* _Stated exercise_
Wherever the word "name" turns up in a line of the entries, copy that line.

----- Rows

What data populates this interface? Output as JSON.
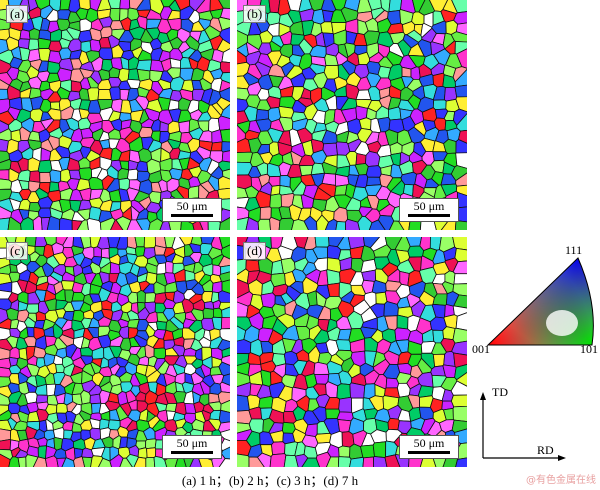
{
  "panels": [
    {
      "id": "a",
      "label": "(a)",
      "scale": "50 μm",
      "density": 23,
      "seed": 11
    },
    {
      "id": "b",
      "label": "(b)",
      "scale": "50 μm",
      "density": 21,
      "seed": 23
    },
    {
      "id": "c",
      "label": "(c)",
      "scale": "50 μm",
      "density": 25,
      "seed": 37
    },
    {
      "id": "d",
      "label": "(d)",
      "scale": "50 μm",
      "density": 20,
      "seed": 53
    }
  ],
  "orientation_colors": [
    "#33cc33",
    "#22dd22",
    "#66ee44",
    "#00cc66",
    "#ff2222",
    "#ee1155",
    "#ff33cc",
    "#cc22ff",
    "#9933ff",
    "#3333ff",
    "#2255ee",
    "#33aaff",
    "#33dddd",
    "#ffee33",
    "#ddff33",
    "#99ff66",
    "#ffffff",
    "#ff9999",
    "#66ffaa",
    "#ff66ff"
  ],
  "legend": {
    "corner_111": "111",
    "corner_001": "001",
    "corner_101": "101",
    "td": "TD",
    "rd": "RD"
  },
  "caption": "(a) 1 h；(b) 2 h；(c) 3 h；(d) 7 h",
  "watermark": "@有色金属在线"
}
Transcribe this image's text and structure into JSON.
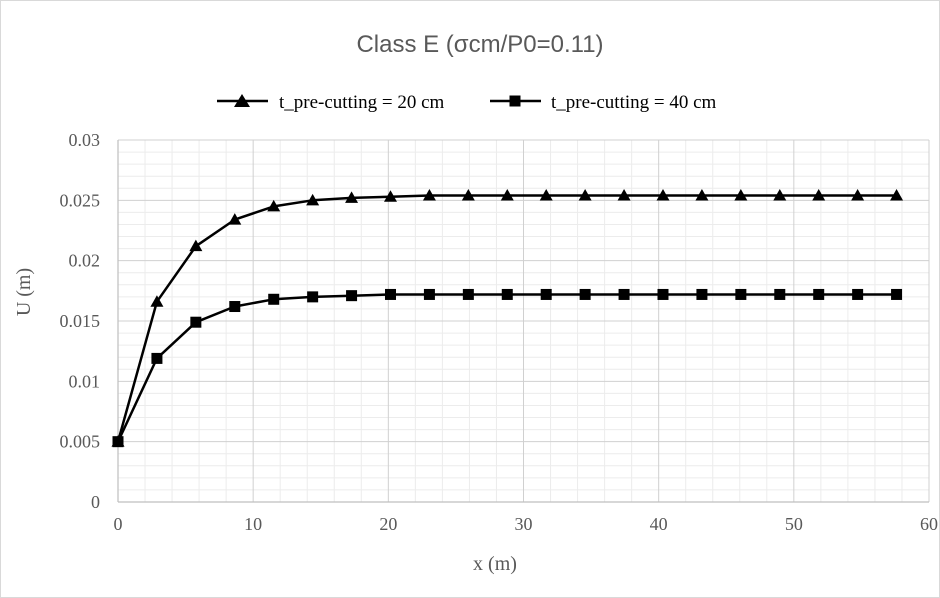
{
  "chart_data": {
    "type": "line",
    "title": "Class E (σcm/P0=0.11)",
    "xlabel": "x (m)",
    "ylabel": "U (m)",
    "xlim": [
      0,
      60
    ],
    "ylim": [
      0,
      0.03
    ],
    "x_ticks": [
      "0",
      "10",
      "20",
      "30",
      "40",
      "50",
      "60"
    ],
    "y_ticks": [
      "0",
      "0.005",
      "0.01",
      "0.015",
      "0.02",
      "0.025",
      "0.03"
    ],
    "grid": true,
    "legend_position": "top",
    "x": [
      0,
      2.88,
      5.76,
      8.64,
      11.52,
      14.4,
      17.28,
      20.16,
      23.04,
      25.92,
      28.8,
      31.68,
      34.56,
      37.44,
      40.32,
      43.2,
      46.08,
      48.96,
      51.84,
      54.72,
      57.6
    ],
    "series": [
      {
        "name": "t_pre-cutting = 20 cm",
        "marker": "triangle",
        "color": "#000000",
        "values": [
          0.005,
          0.0166,
          0.0212,
          0.0234,
          0.0245,
          0.025,
          0.0252,
          0.0253,
          0.0254,
          0.0254,
          0.0254,
          0.0254,
          0.0254,
          0.0254,
          0.0254,
          0.0254,
          0.0254,
          0.0254,
          0.0254,
          0.0254,
          0.0254
        ]
      },
      {
        "name": "t_pre-cutting = 40 cm",
        "marker": "square",
        "color": "#000000",
        "values": [
          0.005,
          0.0119,
          0.0149,
          0.0162,
          0.0168,
          0.017,
          0.0171,
          0.0172,
          0.0172,
          0.0172,
          0.0172,
          0.0172,
          0.0172,
          0.0172,
          0.0172,
          0.0172,
          0.0172,
          0.0172,
          0.0172,
          0.0172,
          0.0172
        ]
      }
    ]
  }
}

----------

* _Full solution_
        "name": "t_pre-cutting = 20 cm",
        "name": "t_pre-cutting = 40 cm",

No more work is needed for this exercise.